**TASK REQUIREMENTS:** Restate the full set of records exactly, without adding or dropping a word.

**EXTRACTED MATERIAL:**
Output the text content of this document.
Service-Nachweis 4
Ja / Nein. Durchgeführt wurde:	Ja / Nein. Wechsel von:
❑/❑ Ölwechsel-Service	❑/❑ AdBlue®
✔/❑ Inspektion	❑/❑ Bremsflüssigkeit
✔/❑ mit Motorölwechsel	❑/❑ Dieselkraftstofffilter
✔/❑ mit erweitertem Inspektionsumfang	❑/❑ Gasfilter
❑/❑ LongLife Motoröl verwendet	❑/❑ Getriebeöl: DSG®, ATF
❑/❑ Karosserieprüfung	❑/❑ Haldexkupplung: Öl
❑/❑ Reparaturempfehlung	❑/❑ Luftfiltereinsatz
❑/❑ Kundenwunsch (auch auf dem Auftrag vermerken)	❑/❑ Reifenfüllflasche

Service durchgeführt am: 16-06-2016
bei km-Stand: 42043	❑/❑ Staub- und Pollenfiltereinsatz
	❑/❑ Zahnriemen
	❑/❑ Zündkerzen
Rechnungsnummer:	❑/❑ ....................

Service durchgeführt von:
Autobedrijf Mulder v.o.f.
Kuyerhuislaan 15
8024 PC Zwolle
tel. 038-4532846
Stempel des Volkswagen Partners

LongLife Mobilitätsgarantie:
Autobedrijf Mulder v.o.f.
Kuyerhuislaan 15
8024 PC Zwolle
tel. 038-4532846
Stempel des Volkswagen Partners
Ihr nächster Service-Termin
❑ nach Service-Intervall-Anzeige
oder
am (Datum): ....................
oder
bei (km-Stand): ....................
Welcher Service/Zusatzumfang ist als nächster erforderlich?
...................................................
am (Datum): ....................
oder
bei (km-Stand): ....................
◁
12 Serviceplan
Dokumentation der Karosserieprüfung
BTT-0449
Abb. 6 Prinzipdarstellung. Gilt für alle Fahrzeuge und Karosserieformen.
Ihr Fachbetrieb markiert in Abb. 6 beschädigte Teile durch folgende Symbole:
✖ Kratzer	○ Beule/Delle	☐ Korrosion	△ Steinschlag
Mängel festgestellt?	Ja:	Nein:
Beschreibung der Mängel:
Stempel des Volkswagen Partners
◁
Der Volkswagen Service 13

**SOLUTION:**
Output the text content of this document.
Service-Nachweis 4
Ja / Nein. Durchgeführt wurde:	Ja / Nein. Wechsel von:
❑/❑ Ölwechsel-Service	❑/❑ AdBlue®
✔/❑ Inspektion	❑/❑ Bremsflüssigkeit
✔/❑ mit Motorölwechsel	❑/❑ Dieselkraftstofffilter
✔/❑ mit erweitertem Inspektionsumfang	❑/❑ Gasfilter
❑/❑ LongLife Motoröl verwendet	❑/❑ Getriebeöl: DSG®, ATF
❑/❑ Karosserieprüfung	❑/❑ Haldexkupplung: Öl
❑/❑ Reparaturempfehlung	❑/❑ Luftfiltereinsatz
❑/❑ Kundenwunsch (auch auf dem Auftrag vermerken)	❑/❑ Reifenfüllflasche

Service durchgeführt am: 16-06-2016
bei km-Stand: 42043	❑/❑ Staub- und Pollenfiltereinsatz
	❑/❑ Zahnriemen
	❑/❑ Zündkerzen
Rechnungsnummer:	❑/❑ ....................

Service durchgeführt von:
Autobedrijf Mulder v.o.f.
Kuyerhuislaan 15
8024 PC Zwolle
tel. 038-4532846
Stempel des Volkswagen Partners

LongLife Mobilitätsgarantie:
Autobedrijf Mulder v.o.f.
Kuyerhuislaan 15
8024 PC Zwolle
tel. 038-4532846
Stempel des Volkswagen Partners
Ihr nächster Service-Termin
❑ nach Service-Intervall-Anzeige
oder
am (Datum): ....................
oder
bei (km-Stand): ....................
Welcher Service/Zusatzumfang ist als nächster erforderlich?
...................................................
am (Datum): ....................
oder
bei (km-Stand): ....................
◁
12 Serviceplan
Dokumentation der Karosserieprüfung
BTT-0449
Abb. 6 Prinzipdarstellung. Gilt für alle Fahrzeuge und Karosserieformen.
Ihr Fachbetrieb markiert in Abb. 6 beschädigte Teile durch folgende Symbole:
✖ Kratzer	○ Beule/Delle	☐ Korrosion	△ Steinschlag
Mängel festgestellt?	Ja:	Nein:
Beschreibung der Mängel:
Stempel des Volkswagen Partners
◁
Der Volkswagen Service 13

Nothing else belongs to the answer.